DATA SHOWN:
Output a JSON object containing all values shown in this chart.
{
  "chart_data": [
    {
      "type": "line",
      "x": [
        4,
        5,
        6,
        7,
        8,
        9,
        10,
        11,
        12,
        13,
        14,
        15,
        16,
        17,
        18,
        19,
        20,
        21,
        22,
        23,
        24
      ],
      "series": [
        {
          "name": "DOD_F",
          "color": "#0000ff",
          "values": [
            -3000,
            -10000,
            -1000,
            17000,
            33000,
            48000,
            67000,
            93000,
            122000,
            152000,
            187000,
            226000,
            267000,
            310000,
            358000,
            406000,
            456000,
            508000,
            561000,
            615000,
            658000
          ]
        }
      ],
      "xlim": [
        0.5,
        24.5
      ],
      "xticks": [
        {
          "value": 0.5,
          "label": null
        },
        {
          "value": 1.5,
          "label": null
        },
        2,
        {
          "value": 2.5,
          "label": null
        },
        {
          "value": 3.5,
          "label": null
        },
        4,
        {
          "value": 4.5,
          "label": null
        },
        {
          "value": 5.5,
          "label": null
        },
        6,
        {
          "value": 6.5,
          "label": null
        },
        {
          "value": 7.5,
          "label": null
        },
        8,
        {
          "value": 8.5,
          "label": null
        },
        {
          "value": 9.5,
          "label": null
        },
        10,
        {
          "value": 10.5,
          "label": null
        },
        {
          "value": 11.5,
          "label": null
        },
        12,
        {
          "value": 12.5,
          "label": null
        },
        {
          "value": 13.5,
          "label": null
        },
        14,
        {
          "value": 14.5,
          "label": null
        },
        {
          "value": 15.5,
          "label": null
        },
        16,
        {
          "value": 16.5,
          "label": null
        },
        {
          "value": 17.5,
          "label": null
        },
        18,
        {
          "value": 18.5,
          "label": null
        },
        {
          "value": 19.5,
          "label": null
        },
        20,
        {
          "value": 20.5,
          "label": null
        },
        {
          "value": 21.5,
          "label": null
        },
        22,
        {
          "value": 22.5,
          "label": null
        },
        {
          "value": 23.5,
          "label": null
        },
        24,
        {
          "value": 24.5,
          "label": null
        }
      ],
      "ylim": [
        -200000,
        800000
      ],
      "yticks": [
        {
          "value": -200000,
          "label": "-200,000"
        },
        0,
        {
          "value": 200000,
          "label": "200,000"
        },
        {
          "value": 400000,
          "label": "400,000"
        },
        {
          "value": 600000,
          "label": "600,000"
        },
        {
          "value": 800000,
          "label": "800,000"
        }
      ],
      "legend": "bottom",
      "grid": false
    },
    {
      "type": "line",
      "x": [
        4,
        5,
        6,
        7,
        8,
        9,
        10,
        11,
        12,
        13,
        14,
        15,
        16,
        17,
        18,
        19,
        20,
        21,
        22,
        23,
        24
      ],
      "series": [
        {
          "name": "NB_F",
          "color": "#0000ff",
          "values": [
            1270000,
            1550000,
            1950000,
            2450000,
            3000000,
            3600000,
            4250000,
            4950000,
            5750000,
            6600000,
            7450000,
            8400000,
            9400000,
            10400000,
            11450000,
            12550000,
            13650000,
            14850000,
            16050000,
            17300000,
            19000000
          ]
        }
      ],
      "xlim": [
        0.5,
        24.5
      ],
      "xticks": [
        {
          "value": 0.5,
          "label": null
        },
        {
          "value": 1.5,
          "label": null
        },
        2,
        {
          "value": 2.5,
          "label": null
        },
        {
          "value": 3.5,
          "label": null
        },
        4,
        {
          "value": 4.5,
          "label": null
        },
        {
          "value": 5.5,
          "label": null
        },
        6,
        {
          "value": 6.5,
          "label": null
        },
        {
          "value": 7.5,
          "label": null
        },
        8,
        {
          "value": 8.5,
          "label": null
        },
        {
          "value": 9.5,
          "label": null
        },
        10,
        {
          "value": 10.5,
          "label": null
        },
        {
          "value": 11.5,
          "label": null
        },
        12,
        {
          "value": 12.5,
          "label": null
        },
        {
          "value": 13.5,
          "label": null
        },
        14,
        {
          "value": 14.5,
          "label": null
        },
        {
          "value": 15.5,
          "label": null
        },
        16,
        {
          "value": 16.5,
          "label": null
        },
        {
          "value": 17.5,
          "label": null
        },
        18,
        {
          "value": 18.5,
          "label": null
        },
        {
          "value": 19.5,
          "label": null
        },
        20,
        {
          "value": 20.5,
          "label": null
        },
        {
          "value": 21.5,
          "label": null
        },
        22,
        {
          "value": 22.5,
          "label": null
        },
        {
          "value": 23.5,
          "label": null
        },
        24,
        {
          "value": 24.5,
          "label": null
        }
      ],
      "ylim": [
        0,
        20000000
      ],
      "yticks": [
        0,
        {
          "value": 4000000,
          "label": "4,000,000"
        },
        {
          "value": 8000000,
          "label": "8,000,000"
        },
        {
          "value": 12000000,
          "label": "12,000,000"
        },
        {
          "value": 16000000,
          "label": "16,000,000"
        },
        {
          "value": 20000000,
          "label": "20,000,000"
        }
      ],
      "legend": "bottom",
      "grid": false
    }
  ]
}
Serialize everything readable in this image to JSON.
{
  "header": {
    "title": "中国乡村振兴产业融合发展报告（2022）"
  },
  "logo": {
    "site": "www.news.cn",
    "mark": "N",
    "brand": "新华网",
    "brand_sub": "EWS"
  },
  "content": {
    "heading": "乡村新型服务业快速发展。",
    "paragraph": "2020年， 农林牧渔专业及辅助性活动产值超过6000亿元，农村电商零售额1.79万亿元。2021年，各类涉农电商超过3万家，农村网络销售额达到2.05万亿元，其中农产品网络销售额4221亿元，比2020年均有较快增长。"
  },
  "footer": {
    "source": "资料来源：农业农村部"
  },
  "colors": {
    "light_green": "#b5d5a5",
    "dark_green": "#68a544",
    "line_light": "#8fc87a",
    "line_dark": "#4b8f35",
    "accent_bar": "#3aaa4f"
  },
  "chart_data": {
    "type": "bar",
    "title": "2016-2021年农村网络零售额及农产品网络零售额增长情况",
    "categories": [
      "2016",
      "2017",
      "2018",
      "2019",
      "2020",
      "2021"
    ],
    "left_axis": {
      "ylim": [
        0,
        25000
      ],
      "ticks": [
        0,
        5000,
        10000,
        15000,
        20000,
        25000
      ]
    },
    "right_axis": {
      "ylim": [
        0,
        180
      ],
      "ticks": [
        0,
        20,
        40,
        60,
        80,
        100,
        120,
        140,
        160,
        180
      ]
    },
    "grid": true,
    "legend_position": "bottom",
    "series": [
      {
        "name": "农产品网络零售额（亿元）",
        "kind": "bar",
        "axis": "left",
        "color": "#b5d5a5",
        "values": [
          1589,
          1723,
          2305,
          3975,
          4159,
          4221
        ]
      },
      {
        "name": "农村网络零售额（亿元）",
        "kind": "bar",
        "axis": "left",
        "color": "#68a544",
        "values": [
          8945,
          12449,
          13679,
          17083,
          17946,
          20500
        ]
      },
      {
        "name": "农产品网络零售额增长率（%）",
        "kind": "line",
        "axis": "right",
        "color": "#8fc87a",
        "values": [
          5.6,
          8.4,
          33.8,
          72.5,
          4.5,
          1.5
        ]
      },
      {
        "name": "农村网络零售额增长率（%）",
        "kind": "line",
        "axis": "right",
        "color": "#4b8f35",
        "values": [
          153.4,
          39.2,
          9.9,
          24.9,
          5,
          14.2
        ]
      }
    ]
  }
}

WHAT THE TASK ASKS: Look through the data above. Copy every line with the string "JSON" in it.

TASK RESPONSE:
Output a JSON object containing all values shown in this chart.
Serialize everything readable in this image to JSON.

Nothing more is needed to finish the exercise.